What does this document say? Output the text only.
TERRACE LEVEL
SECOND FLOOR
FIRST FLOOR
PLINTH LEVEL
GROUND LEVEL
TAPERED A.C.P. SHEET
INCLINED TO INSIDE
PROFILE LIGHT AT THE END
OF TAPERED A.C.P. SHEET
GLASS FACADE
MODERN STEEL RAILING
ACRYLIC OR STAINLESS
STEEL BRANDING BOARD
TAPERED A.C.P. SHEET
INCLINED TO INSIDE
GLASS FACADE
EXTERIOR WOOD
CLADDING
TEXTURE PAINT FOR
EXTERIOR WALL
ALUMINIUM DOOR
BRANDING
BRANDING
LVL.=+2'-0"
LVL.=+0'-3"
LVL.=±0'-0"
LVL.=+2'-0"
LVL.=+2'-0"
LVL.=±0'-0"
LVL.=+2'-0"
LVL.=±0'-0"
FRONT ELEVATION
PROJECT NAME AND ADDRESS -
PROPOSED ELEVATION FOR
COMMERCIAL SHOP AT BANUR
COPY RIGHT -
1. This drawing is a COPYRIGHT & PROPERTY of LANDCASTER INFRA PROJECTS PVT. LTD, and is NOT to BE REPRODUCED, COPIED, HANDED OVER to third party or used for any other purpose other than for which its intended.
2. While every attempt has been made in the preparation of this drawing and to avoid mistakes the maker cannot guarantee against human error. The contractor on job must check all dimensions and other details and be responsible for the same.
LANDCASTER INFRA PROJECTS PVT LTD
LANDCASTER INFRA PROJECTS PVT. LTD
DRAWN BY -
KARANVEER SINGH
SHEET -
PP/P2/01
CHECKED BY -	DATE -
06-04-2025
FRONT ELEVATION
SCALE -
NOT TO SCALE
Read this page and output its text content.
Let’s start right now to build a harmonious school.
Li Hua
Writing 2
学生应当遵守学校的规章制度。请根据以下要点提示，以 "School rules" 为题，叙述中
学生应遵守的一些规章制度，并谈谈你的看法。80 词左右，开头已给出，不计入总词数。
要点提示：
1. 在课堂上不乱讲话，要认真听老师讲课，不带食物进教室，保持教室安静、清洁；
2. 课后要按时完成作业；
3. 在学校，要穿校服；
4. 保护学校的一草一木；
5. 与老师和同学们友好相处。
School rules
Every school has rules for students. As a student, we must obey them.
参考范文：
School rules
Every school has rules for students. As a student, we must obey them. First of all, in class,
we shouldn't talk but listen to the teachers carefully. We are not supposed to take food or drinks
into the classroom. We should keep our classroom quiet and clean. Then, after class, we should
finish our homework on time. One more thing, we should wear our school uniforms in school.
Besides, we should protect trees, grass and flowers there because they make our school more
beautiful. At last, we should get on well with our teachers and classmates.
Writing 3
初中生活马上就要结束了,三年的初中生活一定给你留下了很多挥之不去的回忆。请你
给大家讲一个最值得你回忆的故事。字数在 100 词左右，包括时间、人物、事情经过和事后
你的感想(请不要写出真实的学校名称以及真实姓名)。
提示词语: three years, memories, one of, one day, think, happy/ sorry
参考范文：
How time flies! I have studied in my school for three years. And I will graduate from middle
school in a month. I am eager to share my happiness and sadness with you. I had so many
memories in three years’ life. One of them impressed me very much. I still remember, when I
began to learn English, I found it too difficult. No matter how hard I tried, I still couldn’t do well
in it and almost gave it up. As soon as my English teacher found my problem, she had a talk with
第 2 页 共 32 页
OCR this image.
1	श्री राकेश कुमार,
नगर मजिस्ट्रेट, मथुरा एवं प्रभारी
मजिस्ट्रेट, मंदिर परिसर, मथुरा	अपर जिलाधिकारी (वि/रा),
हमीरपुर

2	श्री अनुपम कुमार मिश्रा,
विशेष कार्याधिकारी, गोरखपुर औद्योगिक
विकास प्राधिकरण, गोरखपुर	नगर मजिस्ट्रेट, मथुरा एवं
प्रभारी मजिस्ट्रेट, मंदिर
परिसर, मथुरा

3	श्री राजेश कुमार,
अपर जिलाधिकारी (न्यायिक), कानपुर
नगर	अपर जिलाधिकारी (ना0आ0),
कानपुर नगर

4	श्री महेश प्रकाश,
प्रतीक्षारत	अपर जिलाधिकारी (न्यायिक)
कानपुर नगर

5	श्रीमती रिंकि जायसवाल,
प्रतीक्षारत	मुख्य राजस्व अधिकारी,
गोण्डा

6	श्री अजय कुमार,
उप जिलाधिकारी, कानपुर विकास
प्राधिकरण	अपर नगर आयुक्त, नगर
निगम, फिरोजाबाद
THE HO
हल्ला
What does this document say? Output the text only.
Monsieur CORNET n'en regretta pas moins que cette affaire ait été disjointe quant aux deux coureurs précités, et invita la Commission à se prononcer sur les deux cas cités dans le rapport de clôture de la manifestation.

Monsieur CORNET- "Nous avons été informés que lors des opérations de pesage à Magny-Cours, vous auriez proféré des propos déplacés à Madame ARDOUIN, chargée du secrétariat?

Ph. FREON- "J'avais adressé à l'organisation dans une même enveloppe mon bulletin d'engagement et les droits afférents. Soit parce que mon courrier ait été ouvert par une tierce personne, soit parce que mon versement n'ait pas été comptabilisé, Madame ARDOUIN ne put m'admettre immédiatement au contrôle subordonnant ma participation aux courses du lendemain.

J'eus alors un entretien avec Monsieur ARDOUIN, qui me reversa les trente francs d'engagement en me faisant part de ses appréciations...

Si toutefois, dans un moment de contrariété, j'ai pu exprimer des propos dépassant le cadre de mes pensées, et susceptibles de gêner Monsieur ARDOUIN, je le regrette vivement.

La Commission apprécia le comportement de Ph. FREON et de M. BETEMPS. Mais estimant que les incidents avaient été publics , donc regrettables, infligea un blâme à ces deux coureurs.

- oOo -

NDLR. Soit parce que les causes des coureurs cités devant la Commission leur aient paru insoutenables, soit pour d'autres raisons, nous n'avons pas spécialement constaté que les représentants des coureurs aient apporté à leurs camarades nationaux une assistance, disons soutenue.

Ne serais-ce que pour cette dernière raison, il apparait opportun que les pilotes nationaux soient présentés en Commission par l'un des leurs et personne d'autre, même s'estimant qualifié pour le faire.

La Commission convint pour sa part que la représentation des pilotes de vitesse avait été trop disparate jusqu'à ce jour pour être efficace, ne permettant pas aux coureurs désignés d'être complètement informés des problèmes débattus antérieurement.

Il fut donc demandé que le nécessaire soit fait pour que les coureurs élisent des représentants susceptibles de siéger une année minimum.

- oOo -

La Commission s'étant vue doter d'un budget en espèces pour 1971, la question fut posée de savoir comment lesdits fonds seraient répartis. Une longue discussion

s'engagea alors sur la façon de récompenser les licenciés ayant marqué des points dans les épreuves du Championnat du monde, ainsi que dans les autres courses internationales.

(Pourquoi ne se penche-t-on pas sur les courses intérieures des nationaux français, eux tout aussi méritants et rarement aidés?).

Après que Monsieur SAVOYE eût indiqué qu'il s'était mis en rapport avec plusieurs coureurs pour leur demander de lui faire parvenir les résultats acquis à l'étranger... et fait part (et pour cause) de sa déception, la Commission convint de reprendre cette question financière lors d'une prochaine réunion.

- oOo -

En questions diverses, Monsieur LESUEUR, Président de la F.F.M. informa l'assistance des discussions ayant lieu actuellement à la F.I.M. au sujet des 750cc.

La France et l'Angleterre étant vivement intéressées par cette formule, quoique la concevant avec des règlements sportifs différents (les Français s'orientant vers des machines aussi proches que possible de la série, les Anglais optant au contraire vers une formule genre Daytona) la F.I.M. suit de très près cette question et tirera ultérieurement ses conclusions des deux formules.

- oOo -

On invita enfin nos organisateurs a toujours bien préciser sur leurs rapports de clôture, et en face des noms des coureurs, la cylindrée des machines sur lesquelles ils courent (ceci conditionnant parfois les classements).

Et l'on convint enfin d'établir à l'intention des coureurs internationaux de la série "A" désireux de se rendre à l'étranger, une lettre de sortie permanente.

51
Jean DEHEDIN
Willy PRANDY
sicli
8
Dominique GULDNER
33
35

WHAT YOU WILL DO: Your task is to list each line of the records with the word "avons".

REPLY TO THE EXERCISE:
Monsieur CORNET- "Nous avons été informés que lors des opérations de pesage à Magny-Cours, vous auriez proféré des propos déplacés à Madame ARDOUIN, chargée du secrétariat?
NDLR. Soit parce que les causes des coureurs cités devant la Commission leur aient paru insoutenables, soit pour d'autres raisons, nous n'avons pas spécialement constaté que les représentants des coureurs aient apporté à leurs camarades nationaux une assistance, disons soutenue.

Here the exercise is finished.